» **Available data**
═══
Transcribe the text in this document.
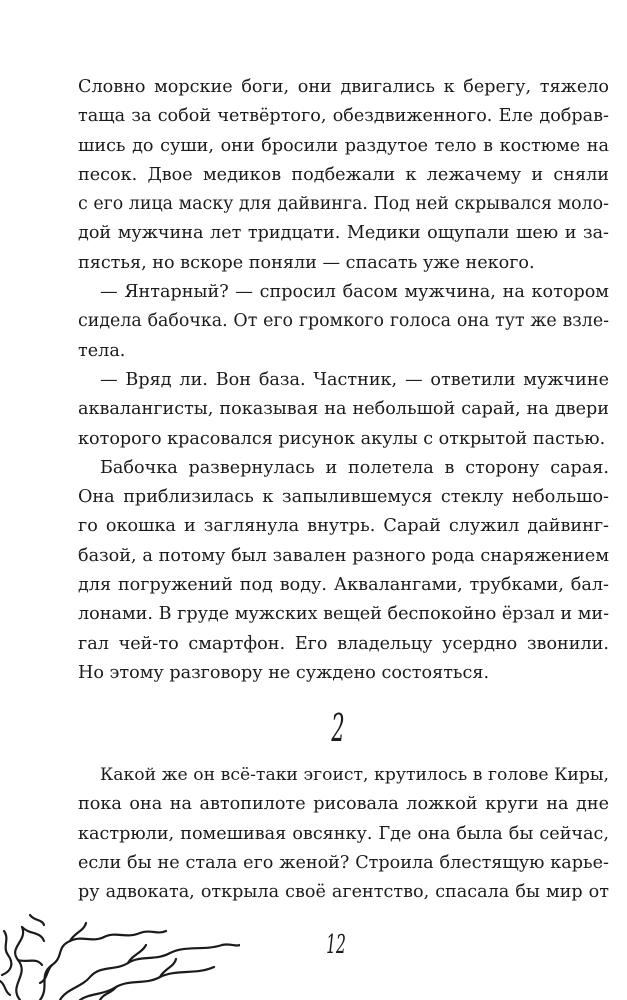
Словно морские боги, они двигались к берегу, тяжело
таща за собой четвёртого, обездвиженного. Еле добрав-
шись до суши, они бросили раздутое тело в костюме на
песок. Двое медиков подбежали к лежачему и сняли
с его лица маску для дайвинга. Под ней скрывался моло-
дой мужчина лет тридцати. Медики ощупали шею и за-
пястья, но вскоре поняли — спасать уже некого.
— Янтарный? — спросил басом мужчина, на котором
сидела бабочка. От его громкого голоса она тут же взле-
тела.
— Вряд ли. Вон база. Частник, — ответили мужчине
аквалангисты, показывая на небольшой сарай, на двери
которого красовался рисунок акулы с открытой пастью.
Бабочка развернулась и полетела в сторону сарая.
Она приблизилась к запылившемуся стеклу небольшо-
го окошка и заглянула внутрь. Сарай служил дайвинг-
базой, а потому был завален разного рода снаряжением
для погружений под воду. Аквалангами, трубками, бал-
лонами. В груде мужских вещей беспокойно ёрзал и ми-
гал чей-то смартфон. Его владельцу усердно звонили.
Но этому разговору не суждено состояться.
2
Какой же он всё-таки эгоист, крутилось в голове Киры,
пока она на автопилоте рисовала ложкой круги на дне
кастрюли, помешивая овсянку. Где она была бы сейчас,
если бы не стала его женой? Строила блестящую карье-
ру адвоката, открыла своё агентство, спасала бы мир от
12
═══
» **Written request**
Return all lines containing the word "мужчина".

» **Complete answer**
дой мужчина лет тридцати. Медики ощупали шею и за-
— Янтарный? — спросил басом мужчина, на котором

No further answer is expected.